▸ **Dataset records**:
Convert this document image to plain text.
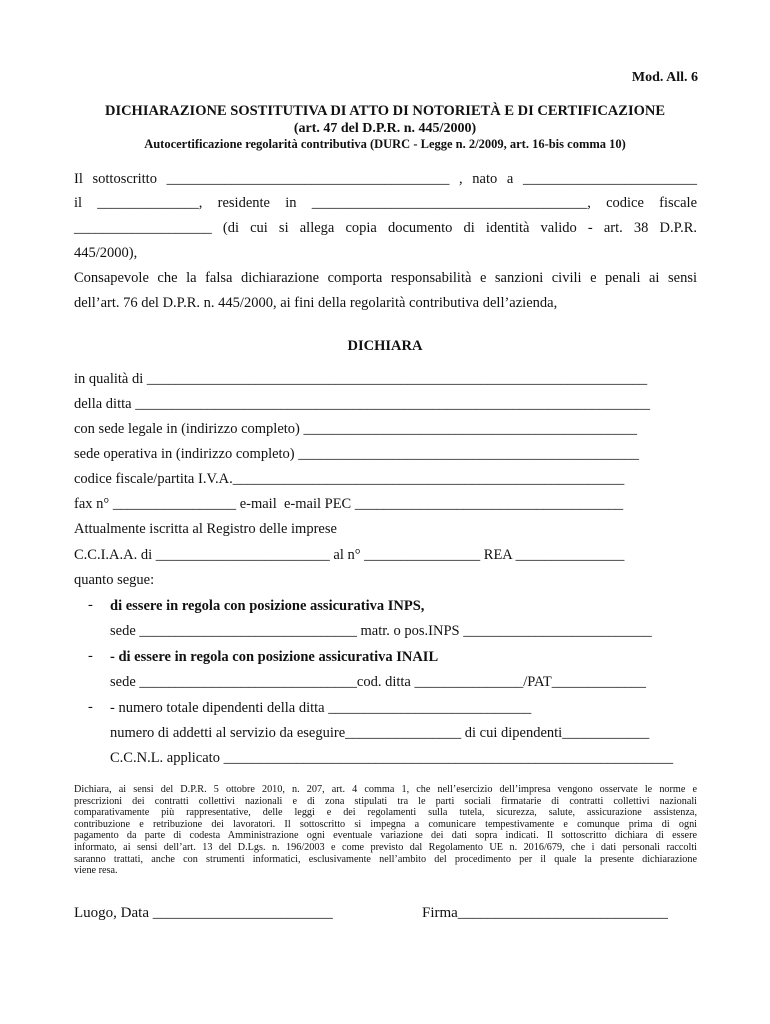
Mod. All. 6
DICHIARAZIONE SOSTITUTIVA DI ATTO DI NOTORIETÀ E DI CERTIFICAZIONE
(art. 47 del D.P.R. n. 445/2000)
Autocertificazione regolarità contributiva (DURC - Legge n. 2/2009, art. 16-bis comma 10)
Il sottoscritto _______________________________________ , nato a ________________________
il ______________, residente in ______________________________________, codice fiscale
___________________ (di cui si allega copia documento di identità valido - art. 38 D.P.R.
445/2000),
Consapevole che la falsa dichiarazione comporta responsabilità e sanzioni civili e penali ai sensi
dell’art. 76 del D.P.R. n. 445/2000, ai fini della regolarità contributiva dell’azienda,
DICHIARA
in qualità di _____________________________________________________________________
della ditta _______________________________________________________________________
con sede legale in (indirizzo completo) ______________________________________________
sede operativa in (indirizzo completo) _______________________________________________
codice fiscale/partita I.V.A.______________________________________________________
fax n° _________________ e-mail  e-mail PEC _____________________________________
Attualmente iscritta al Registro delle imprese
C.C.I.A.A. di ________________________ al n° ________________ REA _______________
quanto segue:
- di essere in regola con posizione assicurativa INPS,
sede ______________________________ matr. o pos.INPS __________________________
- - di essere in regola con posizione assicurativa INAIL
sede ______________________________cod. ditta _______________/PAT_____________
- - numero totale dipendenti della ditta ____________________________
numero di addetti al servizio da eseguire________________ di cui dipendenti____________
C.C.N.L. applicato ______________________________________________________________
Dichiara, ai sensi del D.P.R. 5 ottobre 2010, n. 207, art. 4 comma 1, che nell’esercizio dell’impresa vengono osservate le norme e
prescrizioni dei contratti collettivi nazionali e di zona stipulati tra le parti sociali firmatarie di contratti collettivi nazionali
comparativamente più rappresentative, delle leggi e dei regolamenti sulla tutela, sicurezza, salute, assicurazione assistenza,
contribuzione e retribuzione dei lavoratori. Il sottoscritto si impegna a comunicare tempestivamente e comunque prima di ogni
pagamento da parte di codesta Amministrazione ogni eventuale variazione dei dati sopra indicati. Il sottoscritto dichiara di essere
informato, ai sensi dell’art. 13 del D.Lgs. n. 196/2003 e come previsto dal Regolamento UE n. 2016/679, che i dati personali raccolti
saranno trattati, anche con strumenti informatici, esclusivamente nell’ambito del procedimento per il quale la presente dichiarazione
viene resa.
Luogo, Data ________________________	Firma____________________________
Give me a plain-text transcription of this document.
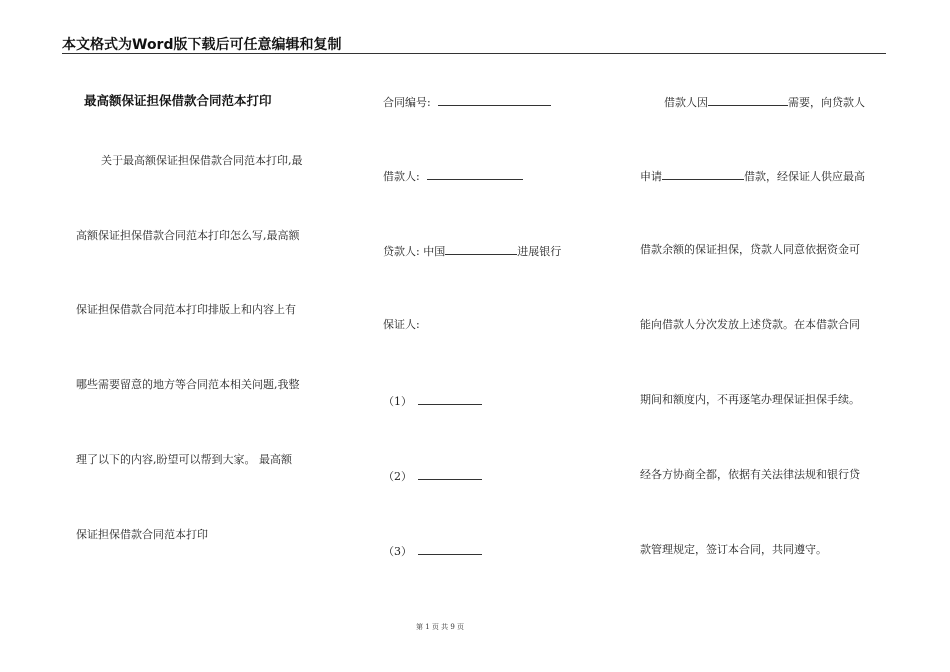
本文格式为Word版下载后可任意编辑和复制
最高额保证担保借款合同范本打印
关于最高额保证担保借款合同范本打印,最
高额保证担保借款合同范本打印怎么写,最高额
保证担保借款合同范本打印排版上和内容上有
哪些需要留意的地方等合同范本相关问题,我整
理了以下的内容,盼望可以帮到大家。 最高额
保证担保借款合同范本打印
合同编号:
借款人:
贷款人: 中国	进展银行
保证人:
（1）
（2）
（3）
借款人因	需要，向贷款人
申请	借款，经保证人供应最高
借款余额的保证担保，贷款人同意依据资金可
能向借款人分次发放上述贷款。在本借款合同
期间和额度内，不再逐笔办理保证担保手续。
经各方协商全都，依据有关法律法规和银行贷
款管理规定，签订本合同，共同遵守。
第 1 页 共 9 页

...

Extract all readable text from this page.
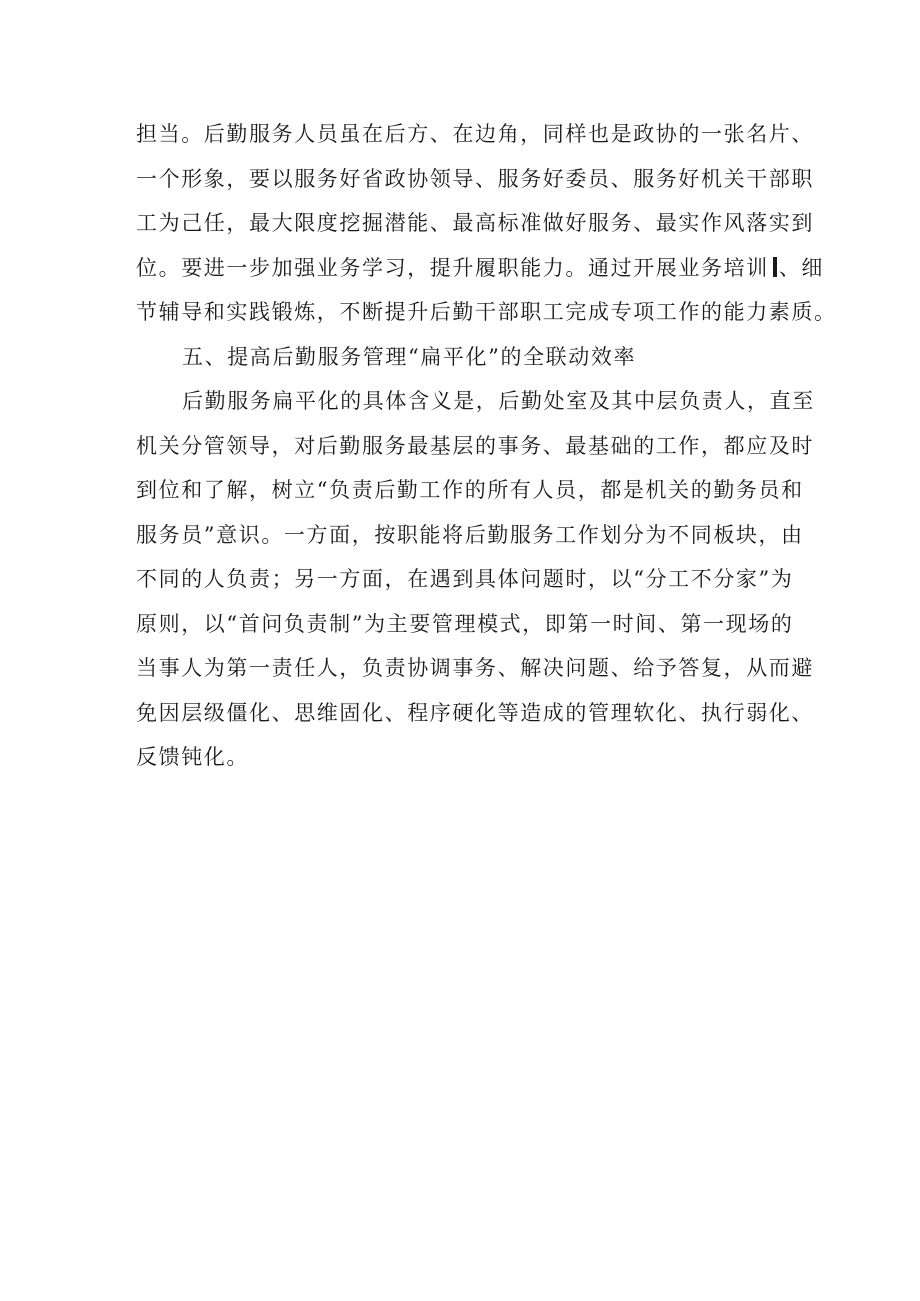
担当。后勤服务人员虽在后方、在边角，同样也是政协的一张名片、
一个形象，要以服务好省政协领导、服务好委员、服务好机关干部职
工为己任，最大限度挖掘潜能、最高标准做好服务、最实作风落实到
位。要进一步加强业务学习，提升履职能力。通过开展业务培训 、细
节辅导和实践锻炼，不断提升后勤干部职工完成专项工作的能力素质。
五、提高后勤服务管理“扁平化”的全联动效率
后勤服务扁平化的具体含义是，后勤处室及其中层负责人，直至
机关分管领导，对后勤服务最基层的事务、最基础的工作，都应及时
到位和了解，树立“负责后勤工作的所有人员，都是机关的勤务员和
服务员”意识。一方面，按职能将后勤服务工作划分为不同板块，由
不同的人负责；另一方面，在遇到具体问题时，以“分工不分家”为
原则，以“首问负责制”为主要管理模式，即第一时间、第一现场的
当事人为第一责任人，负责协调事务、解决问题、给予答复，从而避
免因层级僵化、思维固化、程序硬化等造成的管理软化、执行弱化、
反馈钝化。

▸ **TO DO**:
The required answer is a single number: the count of lines in the entries that hold the string "comma".

▸ **TASK RESULT**:
2